- WHAT IS BEING ASKED -
What follows is a listing. Return every line of it exactly.

- INPUT DATA -
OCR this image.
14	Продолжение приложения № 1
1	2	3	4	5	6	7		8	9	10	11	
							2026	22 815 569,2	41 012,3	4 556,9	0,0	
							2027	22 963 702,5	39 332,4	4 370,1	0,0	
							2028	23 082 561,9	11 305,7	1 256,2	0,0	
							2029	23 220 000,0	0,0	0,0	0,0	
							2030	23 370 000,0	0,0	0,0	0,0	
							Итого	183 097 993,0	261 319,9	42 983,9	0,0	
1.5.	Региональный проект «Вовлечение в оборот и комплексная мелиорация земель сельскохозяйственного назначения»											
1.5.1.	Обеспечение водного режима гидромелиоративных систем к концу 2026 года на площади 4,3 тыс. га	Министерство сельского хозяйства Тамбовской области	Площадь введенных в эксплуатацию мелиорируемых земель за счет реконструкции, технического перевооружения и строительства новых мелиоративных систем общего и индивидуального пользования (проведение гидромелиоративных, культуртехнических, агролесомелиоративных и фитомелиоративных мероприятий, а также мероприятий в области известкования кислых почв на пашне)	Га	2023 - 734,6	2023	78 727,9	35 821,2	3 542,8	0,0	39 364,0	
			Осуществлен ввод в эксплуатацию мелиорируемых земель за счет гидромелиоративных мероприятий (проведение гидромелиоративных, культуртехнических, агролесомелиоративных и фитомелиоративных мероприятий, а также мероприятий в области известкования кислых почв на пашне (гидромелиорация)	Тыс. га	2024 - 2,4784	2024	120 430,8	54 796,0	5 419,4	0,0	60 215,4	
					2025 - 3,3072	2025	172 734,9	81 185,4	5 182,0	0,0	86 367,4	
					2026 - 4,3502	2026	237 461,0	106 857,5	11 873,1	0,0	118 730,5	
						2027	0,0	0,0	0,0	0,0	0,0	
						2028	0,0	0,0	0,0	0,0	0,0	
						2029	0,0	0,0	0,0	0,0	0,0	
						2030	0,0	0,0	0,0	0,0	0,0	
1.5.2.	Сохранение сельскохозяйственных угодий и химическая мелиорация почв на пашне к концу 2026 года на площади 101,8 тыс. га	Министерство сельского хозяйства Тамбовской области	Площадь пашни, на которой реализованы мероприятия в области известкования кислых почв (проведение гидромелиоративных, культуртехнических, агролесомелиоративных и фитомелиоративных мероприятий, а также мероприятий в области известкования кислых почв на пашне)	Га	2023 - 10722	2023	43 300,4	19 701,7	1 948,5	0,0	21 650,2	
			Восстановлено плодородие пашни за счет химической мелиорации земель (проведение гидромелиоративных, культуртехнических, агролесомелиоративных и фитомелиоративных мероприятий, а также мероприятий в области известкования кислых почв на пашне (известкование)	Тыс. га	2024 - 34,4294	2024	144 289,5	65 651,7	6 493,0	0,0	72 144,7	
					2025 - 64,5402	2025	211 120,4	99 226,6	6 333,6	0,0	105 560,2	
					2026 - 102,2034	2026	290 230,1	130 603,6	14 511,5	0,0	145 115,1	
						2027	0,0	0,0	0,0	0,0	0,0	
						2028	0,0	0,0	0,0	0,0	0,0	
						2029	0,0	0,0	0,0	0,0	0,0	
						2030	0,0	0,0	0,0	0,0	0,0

- RESPONSE -
OCR this image.
14	Продолжение приложения № 1
1	2	3	4	5	6	7		8	9	10	11	
							2026	22 815 569,2	41 012,3	4 556,9	0,0	
							2027	22 963 702,5	39 332,4	4 370,1	0,0	
							2028	23 082 561,9	11 305,7	1 256,2	0,0	
							2029	23 220 000,0	0,0	0,0	0,0	
							2030	23 370 000,0	0,0	0,0	0,0	
							Итого	183 097 993,0	261 319,9	42 983,9	0,0	
1.5.	Региональный проект «Вовлечение в оборот и комплексная мелиорация земель сельскохозяйственного назначения»											
1.5.1.	Обеспечение водного режима гидромелиоративных систем к концу 2026 года на площади 4,3 тыс. га	Министерство сельского хозяйства Тамбовской области	Площадь введенных в эксплуатацию мелиорируемых земель за счет реконструкции, технического перевооружения и строительства новых мелиоративных систем общего и индивидуального пользования (проведение гидромелиоративных, культуртехнических, агролесомелиоративных и фитомелиоративных мероприятий, а также мероприятий в области известкования кислых почв на пашне)	Га	2023 - 734,6	2023	78 727,9	35 821,2	3 542,8	0,0	39 364,0	
			Осуществлен ввод в эксплуатацию мелиорируемых земель за счет гидромелиоративных мероприятий (проведение гидромелиоративных, культуртехнических, агролесомелиоративных и фитомелиоративных мероприятий, а также мероприятий в области известкования кислых почв на пашне (гидромелиорация)	Тыс. га	2024 - 2,4784	2024	120 430,8	54 796,0	5 419,4	0,0	60 215,4	
					2025 - 3,3072	2025	172 734,9	81 185,4	5 182,0	0,0	86 367,4	
					2026 - 4,3502	2026	237 461,0	106 857,5	11 873,1	0,0	118 730,5	
						2027	0,0	0,0	0,0	0,0	0,0	
						2028	0,0	0,0	0,0	0,0	0,0	
						2029	0,0	0,0	0,0	0,0	0,0	
						2030	0,0	0,0	0,0	0,0	0,0	
1.5.2.	Сохранение сельскохозяйственных угодий и химическая мелиорация почв на пашне к концу 2026 года на площади 101,8 тыс. га	Министерство сельского хозяйства Тамбовской области	Площадь пашни, на которой реализованы мероприятия в области известкования кислых почв (проведение гидромелиоративных, культуртехнических, агролесомелиоративных и фитомелиоративных мероприятий, а также мероприятий в области известкования кислых почв на пашне)	Га	2023 - 10722	2023	43 300,4	19 701,7	1 948,5	0,0	21 650,2	
			Восстановлено плодородие пашни за счет химической мелиорации земель (проведение гидромелиоративных, культуртехнических, агролесомелиоративных и фитомелиоративных мероприятий, а также мероприятий в области известкования кислых почв на пашне (известкование)	Тыс. га	2024 - 34,4294	2024	144 289,5	65 651,7	6 493,0	0,0	72 144,7	
					2025 - 64,5402	2025	211 120,4	99 226,6	6 333,6	0,0	105 560,2	
					2026 - 102,2034	2026	290 230,1	130 603,6	14 511,5	0,0	145 115,1	
						2027	0,0	0,0	0,0	0,0	0,0	
						2028	0,0	0,0	0,0	0,0	0,0	
						2029	0,0	0,0	0,0	0,0	0,0	
						2030	0,0	0,0	0,0	0,0	0,0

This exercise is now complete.